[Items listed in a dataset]
________________

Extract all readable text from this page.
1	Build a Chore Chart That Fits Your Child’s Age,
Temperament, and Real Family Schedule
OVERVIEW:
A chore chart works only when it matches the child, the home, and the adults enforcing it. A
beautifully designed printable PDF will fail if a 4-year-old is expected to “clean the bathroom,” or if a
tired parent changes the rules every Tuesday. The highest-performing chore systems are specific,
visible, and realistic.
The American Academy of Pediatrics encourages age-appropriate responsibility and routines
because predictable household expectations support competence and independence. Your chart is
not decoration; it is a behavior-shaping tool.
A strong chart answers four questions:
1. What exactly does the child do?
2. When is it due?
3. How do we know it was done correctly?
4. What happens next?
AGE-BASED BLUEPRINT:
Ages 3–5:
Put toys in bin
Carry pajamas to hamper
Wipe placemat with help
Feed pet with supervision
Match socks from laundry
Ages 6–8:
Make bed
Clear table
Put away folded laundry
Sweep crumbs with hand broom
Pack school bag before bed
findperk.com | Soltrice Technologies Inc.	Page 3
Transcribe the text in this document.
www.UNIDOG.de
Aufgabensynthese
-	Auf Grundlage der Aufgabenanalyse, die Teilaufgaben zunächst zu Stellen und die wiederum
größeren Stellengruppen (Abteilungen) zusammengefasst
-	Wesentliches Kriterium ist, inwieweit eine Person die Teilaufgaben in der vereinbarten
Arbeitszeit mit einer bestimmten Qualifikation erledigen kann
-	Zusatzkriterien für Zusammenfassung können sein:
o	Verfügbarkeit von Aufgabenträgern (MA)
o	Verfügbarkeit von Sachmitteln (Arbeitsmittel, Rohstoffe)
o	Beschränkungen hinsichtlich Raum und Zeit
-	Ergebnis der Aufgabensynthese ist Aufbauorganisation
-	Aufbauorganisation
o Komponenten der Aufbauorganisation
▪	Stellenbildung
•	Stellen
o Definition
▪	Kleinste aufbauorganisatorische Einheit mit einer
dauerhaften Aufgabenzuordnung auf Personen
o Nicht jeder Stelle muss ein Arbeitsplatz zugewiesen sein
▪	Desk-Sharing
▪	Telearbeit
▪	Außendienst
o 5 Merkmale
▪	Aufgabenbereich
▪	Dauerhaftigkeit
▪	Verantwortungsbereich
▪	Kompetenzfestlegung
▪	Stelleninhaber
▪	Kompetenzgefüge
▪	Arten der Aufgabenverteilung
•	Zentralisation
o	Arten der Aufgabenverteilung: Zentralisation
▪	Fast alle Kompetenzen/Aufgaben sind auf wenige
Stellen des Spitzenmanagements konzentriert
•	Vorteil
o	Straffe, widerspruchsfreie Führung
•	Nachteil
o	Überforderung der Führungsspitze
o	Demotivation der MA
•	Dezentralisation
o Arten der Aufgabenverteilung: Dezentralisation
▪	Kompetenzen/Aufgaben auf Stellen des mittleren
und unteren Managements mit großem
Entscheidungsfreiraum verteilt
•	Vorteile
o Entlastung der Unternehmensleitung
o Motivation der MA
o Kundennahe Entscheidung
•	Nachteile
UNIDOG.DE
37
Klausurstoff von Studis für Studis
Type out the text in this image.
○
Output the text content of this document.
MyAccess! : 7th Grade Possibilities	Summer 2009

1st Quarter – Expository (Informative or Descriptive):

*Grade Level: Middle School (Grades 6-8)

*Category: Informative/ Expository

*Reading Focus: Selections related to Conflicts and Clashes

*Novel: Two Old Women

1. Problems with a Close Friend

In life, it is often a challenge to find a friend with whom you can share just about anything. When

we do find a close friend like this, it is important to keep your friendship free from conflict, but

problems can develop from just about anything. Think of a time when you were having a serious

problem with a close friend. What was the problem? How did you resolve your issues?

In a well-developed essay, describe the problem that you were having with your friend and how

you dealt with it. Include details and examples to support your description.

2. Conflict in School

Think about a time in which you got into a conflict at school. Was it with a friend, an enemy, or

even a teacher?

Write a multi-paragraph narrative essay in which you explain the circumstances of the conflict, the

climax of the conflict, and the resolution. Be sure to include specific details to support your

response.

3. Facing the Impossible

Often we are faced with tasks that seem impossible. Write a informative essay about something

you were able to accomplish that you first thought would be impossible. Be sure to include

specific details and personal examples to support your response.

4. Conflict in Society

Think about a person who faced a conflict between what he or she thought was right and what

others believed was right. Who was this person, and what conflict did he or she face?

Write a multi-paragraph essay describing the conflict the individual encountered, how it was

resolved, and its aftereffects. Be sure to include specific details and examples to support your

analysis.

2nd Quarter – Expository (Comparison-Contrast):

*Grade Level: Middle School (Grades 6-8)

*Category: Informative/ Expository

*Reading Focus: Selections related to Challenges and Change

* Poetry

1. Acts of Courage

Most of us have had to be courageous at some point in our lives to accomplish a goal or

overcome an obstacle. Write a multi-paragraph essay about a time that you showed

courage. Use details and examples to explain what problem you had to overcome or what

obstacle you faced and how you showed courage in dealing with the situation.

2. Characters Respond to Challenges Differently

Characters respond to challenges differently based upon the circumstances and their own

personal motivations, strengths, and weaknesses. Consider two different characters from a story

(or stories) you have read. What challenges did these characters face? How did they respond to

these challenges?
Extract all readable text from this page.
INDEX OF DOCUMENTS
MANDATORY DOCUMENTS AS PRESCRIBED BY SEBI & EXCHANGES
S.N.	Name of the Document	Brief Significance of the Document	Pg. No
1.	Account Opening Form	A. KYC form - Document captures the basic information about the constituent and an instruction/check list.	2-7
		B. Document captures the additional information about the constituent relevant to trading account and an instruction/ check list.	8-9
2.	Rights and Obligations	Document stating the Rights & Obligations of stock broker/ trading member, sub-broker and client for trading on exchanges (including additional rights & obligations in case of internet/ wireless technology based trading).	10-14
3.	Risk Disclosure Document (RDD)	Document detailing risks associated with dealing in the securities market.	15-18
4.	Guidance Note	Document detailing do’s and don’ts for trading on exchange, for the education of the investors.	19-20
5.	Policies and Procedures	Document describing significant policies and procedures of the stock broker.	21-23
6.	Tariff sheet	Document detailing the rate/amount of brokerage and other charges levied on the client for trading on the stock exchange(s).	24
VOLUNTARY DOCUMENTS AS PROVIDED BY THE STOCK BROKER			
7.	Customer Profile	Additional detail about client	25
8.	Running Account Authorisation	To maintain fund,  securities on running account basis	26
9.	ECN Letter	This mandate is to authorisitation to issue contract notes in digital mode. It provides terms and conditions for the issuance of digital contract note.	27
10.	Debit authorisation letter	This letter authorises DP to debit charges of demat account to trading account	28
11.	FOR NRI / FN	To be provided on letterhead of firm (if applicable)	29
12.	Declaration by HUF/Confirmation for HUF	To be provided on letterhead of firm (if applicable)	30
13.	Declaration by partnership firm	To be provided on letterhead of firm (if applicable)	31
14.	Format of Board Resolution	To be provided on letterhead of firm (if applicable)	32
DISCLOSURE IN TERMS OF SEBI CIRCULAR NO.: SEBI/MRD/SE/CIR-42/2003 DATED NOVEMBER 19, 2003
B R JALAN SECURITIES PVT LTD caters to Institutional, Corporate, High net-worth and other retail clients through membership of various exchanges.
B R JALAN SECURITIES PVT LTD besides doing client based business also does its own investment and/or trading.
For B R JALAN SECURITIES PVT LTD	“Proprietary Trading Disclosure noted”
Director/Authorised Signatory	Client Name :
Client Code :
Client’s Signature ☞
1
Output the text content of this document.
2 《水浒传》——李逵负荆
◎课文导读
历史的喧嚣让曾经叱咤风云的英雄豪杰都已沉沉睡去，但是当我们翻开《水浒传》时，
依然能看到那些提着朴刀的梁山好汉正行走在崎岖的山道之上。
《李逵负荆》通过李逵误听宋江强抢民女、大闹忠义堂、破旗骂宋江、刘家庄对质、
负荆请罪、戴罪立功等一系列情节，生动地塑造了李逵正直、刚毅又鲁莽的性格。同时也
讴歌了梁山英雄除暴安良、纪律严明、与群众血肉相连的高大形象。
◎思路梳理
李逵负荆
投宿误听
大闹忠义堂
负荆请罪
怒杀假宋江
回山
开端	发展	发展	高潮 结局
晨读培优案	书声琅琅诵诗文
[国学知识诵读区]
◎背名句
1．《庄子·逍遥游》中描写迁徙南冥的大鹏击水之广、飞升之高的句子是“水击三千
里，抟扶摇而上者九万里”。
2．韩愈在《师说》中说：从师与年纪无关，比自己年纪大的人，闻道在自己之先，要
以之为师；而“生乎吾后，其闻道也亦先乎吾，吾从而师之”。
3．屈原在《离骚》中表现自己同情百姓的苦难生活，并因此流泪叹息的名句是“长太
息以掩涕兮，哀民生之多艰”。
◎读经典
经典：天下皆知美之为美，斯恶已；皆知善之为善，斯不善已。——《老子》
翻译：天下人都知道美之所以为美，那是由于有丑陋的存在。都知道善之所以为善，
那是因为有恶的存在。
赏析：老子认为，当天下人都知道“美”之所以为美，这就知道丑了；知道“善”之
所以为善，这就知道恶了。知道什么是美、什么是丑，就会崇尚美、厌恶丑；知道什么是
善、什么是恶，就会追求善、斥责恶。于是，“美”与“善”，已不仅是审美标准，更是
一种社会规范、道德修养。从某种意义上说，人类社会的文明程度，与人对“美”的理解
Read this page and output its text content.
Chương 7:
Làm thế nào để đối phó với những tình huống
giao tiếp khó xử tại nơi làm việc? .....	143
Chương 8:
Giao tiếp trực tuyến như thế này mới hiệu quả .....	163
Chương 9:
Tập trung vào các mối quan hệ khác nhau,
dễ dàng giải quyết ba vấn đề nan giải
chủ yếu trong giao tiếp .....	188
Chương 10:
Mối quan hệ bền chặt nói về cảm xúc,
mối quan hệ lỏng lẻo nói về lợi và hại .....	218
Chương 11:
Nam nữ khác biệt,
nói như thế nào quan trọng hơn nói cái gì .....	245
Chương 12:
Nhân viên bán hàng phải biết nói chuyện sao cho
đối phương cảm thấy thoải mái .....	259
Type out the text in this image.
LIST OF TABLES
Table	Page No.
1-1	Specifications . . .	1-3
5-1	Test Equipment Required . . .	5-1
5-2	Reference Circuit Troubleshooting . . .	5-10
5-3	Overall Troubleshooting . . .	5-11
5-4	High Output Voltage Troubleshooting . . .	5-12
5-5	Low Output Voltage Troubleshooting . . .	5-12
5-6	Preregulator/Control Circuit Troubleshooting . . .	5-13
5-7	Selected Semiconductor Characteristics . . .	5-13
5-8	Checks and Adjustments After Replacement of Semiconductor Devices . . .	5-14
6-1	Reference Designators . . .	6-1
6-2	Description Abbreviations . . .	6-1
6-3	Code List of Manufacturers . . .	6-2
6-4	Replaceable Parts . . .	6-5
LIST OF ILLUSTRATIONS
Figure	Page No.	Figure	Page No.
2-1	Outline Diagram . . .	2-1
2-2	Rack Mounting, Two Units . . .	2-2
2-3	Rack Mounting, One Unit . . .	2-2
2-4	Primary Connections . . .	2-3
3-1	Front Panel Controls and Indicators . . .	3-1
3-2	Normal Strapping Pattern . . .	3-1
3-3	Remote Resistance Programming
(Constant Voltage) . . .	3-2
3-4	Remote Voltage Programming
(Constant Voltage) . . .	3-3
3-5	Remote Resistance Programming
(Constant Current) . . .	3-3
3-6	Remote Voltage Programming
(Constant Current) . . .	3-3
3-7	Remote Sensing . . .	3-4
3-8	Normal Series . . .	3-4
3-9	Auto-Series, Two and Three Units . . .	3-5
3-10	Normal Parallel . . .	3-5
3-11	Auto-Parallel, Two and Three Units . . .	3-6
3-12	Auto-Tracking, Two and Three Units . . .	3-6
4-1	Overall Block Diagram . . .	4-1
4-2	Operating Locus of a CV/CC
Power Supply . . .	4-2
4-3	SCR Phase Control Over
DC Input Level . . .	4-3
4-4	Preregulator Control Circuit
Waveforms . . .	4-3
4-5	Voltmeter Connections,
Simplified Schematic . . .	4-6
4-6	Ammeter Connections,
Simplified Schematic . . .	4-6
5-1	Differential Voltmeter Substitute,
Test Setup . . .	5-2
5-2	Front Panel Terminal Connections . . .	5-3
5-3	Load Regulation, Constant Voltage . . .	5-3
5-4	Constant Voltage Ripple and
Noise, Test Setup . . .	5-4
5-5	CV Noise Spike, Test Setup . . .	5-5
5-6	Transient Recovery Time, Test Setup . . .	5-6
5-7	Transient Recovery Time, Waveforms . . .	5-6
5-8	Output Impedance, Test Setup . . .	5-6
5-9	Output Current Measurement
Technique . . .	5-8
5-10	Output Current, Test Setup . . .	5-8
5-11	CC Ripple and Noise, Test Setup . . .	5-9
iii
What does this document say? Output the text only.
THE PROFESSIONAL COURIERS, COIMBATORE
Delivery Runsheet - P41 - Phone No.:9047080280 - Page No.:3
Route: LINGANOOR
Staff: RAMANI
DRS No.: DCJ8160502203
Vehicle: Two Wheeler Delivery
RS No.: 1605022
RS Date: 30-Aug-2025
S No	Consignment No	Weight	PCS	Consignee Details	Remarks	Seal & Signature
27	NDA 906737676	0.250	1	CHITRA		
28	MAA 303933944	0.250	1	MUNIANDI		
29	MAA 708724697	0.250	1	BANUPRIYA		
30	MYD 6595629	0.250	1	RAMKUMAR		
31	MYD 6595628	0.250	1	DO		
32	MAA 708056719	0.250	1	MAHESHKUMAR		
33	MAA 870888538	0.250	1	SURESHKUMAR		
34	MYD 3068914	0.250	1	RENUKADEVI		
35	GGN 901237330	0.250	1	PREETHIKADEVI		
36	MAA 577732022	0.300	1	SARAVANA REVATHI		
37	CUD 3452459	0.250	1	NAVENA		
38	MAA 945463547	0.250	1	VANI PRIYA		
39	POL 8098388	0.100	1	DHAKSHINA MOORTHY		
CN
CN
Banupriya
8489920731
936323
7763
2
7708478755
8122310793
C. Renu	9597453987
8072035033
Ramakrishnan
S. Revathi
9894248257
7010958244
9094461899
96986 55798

________________

Problem to solve
Find every line with "Transient" in the listing and state how many there are, nothing else.

Task answer
2